Dataset items:
....................

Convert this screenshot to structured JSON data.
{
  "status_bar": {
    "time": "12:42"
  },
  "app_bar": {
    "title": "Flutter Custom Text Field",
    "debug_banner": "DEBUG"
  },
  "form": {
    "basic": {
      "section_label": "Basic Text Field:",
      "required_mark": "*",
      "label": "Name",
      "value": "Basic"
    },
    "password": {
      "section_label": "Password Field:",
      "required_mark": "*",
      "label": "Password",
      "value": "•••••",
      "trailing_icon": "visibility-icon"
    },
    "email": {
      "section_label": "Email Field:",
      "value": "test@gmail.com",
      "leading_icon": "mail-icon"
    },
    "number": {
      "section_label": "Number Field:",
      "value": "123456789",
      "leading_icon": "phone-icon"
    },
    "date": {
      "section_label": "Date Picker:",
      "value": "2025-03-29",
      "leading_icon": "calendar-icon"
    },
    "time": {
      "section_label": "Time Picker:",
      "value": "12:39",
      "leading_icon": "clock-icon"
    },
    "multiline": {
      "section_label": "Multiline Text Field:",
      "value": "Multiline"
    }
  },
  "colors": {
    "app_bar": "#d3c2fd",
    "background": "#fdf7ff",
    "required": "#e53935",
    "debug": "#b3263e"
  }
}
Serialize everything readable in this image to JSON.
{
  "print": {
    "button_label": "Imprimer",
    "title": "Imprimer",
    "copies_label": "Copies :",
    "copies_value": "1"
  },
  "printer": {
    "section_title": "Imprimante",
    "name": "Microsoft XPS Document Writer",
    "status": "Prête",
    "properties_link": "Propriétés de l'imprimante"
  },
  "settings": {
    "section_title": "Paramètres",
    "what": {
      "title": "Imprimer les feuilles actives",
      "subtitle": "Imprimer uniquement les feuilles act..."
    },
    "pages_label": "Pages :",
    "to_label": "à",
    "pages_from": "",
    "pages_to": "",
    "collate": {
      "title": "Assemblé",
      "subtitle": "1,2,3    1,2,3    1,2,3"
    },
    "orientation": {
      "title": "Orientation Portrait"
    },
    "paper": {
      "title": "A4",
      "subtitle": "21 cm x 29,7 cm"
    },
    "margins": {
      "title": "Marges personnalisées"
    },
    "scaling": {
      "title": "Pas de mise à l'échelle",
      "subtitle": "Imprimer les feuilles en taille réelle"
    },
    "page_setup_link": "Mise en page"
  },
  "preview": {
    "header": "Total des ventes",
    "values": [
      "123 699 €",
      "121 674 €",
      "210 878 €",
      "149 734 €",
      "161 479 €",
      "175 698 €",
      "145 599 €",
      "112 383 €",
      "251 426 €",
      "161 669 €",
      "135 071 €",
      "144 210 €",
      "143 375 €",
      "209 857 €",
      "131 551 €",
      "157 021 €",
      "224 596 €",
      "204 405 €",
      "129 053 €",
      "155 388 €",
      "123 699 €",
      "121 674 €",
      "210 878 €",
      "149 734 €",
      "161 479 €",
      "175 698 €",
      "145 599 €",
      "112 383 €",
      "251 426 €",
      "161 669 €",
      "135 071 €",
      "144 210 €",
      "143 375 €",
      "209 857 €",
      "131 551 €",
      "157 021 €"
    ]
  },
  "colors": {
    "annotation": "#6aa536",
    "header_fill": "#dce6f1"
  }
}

....................

- [WHAT THE EXERCISE ASKS] All of the lines above must be returned exactly.

- [EXERCISE ANSWER]
Convert this screenshot to structured JSON data.
{
  "status_bar": {
    "time": "12:42"
  },
  "app_bar": {
    "title": "Flutter Custom Text Field",
    "debug_banner": "DEBUG"
  },
  "form": {
    "basic": {
      "section_label": "Basic Text Field:",
      "required_mark": "*",
      "label": "Name",
      "value": "Basic"
    },
    "password": {
      "section_label": "Password Field:",
      "required_mark": "*",
      "label": "Password",
      "value": "•••••",
      "trailing_icon": "visibility-icon"
    },
    "email": {
      "section_label": "Email Field:",
      "value": "test@gmail.com",
      "leading_icon": "mail-icon"
    },
    "number": {
      "section_label": "Number Field:",
      "value": "123456789",
      "leading_icon": "phone-icon"
    },
    "date": {
      "section_label": "Date Picker:",
      "value": "2025-03-29",
      "leading_icon": "calendar-icon"
    },
    "time": {
      "section_label": "Time Picker:",
      "value": "12:39",
      "leading_icon": "clock-icon"
    },
    "multiline": {
      "section_label": "Multiline Text Field:",
      "value": "Multiline"
    }
  },
  "colors": {
    "app_bar": "#d3c2fd",
    "background": "#fdf7ff",
    "required": "#e53935",
    "debug": "#b3263e"
  }
}
Serialize everything readable in this image to JSON.
{
  "print": {
    "button_label": "Imprimer",
    "title": "Imprimer",
    "copies_label": "Copies :",
    "copies_value": "1"
  },
  "printer": {
    "section_title": "Imprimante",
    "name": "Microsoft XPS Document Writer",
    "status": "Prête",
    "properties_link": "Propriétés de l'imprimante"
  },
  "settings": {
    "section_title": "Paramètres",
    "what": {
      "title": "Imprimer les feuilles actives",
      "subtitle": "Imprimer uniquement les feuilles act..."
    },
    "pages_label": "Pages :",
    "to_label": "à",
    "pages_from": "",
    "pages_to": "",
    "collate": {
      "title": "Assemblé",
      "subtitle": "1,2,3    1,2,3    1,2,3"
    },
    "orientation": {
      "title": "Orientation Portrait"
    },
    "paper": {
      "title": "A4",
      "subtitle": "21 cm x 29,7 cm"
    },
    "margins": {
      "title": "Marges personnalisées"
    },
    "scaling": {
      "title": "Pas de mise à l'échelle",
      "subtitle": "Imprimer les feuilles en taille réelle"
    },
    "page_setup_link": "Mise en page"
  },
  "preview": {
    "header": "Total des ventes",
    "values": [
      "123 699 €",
      "121 674 €",
      "210 878 €",
      "149 734 €",
      "161 479 €",
      "175 698 €",
      "145 599 €",
      "112 383 €",
      "251 426 €",
      "161 669 €",
      "135 071 €",
      "144 210 €",
      "143 375 €",
      "209 857 €",
      "131 551 €",
      "157 021 €",
      "224 596 €",
      "204 405 €",
      "129 053 €",
      "155 388 €",
      "123 699 €",
      "121 674 €",
      "210 878 €",
      "149 734 €",
      "161 479 €",
      "175 698 €",
      "145 599 €",
      "112 383 €",
      "251 426 €",
      "161 669 €",
      "135 071 €",
      "144 210 €",
      "143 375 €",
      "209 857 €",
      "131 551 €",
      "157 021 €"
    ]
  },
  "colors": {
    "annotation": "#6aa536",
    "header_fill": "#dce6f1"
  }
}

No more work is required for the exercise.